Aim: Check each line of the entries below for the string "text"; copy every line where it appears.

• • • • • • •

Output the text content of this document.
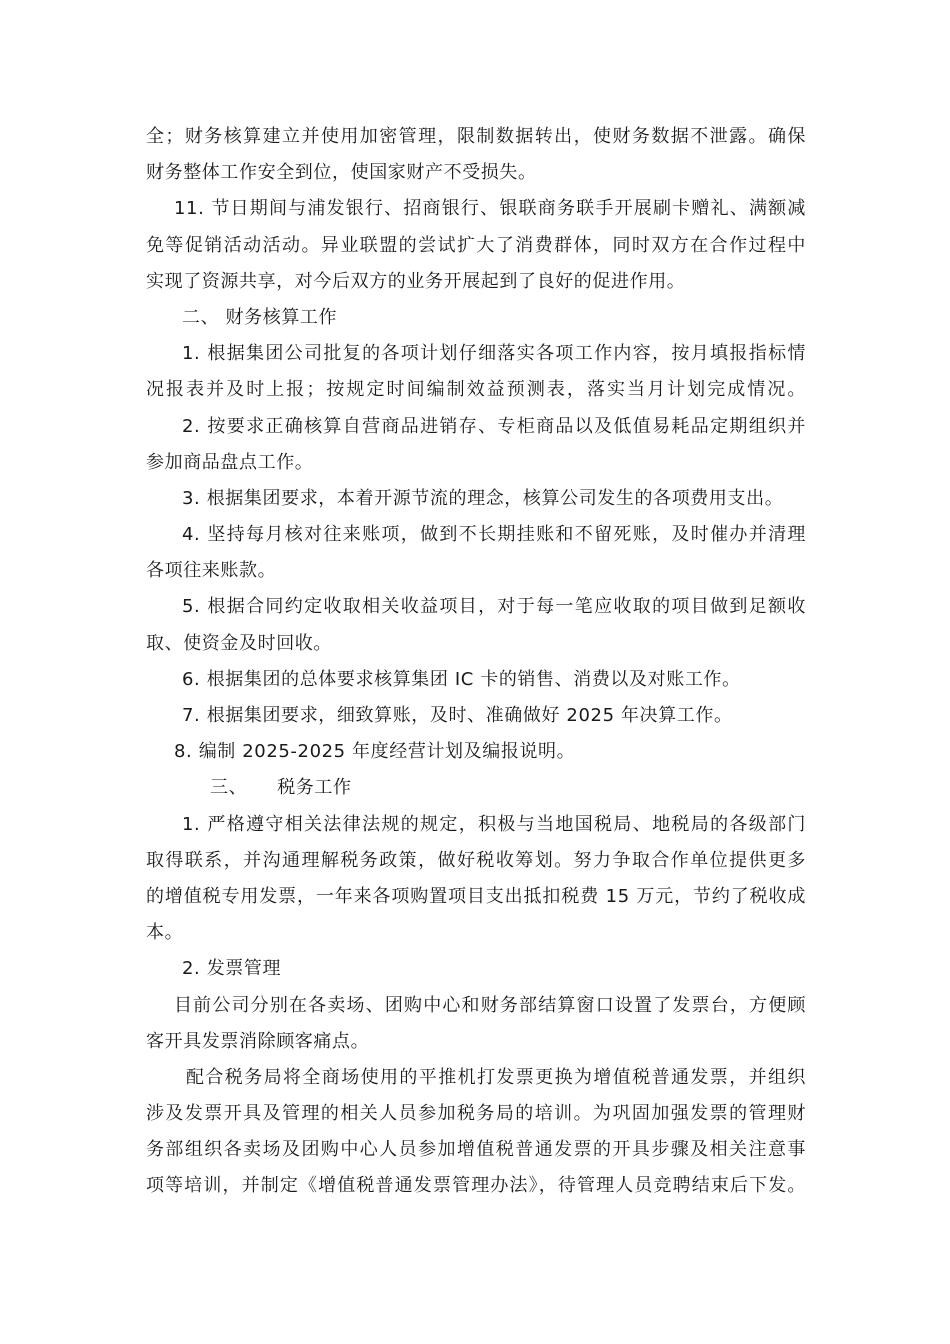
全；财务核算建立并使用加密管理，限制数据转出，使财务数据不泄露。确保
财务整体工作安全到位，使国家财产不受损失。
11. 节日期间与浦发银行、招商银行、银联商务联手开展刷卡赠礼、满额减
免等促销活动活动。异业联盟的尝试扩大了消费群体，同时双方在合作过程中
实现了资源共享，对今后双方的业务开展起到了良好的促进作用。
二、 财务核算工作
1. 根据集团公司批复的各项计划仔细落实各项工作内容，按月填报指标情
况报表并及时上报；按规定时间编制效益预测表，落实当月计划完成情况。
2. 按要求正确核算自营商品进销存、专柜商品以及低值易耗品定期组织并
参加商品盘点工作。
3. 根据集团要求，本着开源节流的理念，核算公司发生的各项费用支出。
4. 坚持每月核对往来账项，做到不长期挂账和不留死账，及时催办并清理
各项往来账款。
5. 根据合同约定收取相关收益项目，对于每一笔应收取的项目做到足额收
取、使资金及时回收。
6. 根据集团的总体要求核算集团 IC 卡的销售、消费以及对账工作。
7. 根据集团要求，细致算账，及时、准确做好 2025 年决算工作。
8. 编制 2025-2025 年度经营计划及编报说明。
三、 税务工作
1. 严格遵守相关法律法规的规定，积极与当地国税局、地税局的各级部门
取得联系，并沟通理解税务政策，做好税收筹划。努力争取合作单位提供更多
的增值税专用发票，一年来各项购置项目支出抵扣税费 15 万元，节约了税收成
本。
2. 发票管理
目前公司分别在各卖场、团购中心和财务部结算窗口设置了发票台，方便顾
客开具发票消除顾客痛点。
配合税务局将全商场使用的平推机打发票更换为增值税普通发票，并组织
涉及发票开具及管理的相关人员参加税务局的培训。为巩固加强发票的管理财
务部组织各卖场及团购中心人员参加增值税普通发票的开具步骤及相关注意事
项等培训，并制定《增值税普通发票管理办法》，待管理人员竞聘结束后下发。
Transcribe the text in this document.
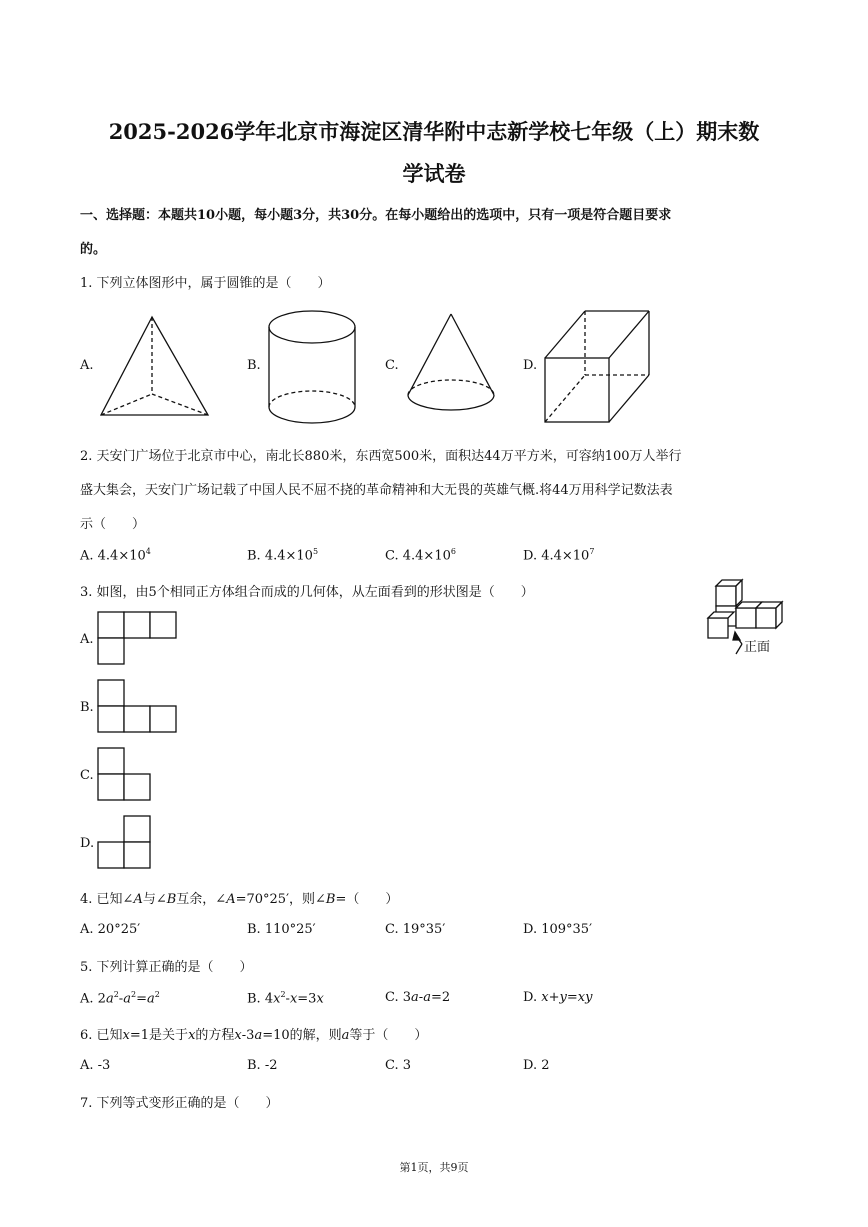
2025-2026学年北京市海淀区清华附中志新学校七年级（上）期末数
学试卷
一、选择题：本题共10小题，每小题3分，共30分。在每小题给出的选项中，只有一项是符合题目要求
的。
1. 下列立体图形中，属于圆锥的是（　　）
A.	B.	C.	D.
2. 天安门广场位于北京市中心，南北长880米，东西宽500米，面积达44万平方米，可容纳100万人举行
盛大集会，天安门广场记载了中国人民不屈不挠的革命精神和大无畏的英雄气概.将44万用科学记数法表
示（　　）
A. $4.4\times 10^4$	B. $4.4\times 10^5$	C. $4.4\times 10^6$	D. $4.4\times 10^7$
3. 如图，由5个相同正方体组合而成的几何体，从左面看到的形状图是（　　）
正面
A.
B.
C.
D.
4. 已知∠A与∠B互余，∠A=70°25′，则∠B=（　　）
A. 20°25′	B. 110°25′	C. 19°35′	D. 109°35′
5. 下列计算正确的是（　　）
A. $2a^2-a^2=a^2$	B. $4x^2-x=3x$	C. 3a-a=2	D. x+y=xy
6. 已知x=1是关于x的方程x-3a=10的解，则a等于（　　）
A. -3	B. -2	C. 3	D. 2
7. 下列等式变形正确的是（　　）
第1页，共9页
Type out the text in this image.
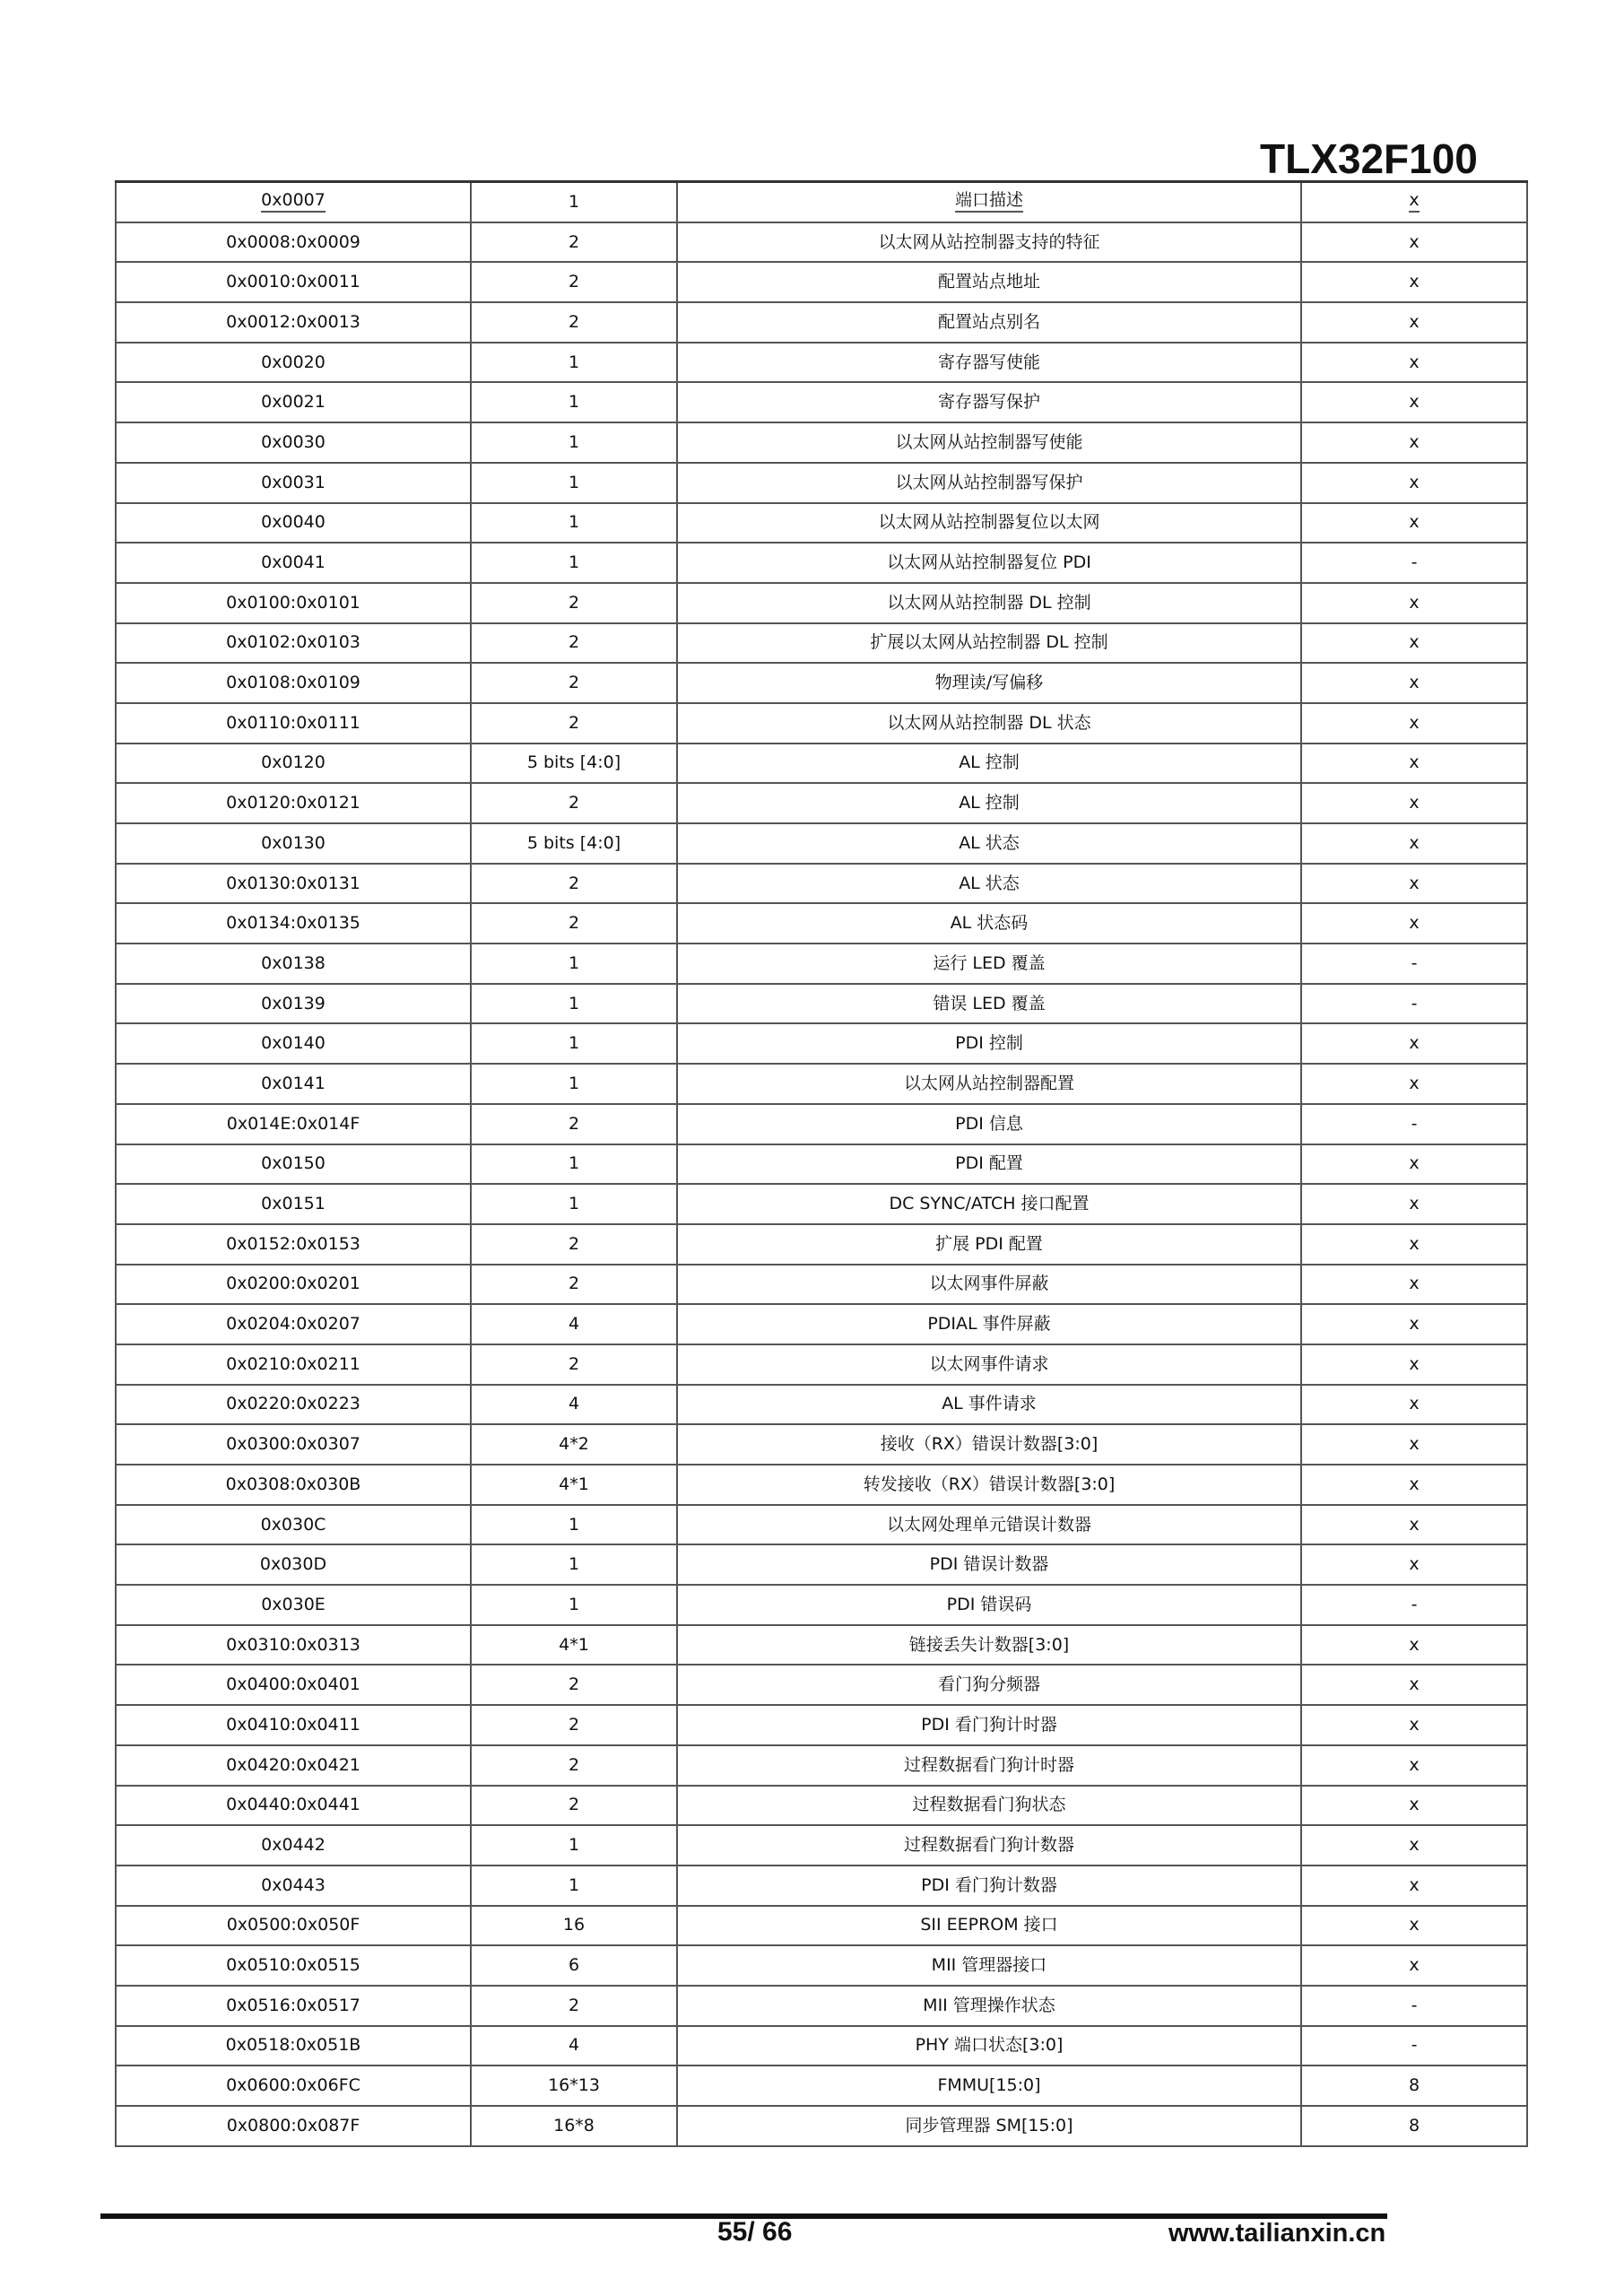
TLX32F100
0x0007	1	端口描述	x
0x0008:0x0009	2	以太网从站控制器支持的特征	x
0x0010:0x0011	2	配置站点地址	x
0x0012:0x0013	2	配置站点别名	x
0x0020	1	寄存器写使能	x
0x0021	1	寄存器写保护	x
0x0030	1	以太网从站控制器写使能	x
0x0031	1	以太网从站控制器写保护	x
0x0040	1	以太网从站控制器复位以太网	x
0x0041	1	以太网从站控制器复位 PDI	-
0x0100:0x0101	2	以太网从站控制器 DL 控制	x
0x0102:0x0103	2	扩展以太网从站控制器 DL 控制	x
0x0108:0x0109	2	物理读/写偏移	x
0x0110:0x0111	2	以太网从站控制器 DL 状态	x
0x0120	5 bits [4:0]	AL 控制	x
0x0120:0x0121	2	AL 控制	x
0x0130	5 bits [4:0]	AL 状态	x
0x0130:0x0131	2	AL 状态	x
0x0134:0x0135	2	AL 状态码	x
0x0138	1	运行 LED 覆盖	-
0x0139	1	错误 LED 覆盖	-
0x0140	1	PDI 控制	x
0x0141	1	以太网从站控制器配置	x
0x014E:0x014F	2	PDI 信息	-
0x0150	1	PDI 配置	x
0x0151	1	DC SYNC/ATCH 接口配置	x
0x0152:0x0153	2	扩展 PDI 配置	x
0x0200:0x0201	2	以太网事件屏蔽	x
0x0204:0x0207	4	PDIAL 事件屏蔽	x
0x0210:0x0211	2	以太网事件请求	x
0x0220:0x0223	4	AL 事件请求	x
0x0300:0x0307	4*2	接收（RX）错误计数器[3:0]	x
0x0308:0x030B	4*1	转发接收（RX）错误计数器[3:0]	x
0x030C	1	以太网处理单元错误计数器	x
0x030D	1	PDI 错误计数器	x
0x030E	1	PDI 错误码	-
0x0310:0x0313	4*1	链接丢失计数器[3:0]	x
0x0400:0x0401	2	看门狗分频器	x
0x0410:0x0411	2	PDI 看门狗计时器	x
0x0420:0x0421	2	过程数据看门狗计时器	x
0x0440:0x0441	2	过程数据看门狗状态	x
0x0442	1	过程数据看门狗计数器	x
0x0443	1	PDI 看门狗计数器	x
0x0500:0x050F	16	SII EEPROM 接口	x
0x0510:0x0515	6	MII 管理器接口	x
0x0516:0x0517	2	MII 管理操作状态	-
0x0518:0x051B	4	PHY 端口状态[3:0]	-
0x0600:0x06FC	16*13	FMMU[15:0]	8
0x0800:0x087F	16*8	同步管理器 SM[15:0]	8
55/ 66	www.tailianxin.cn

• • • • • • •

Worked answer:
Output the text content of this document.
Transcribe the text in this document.
Type out the text in this image.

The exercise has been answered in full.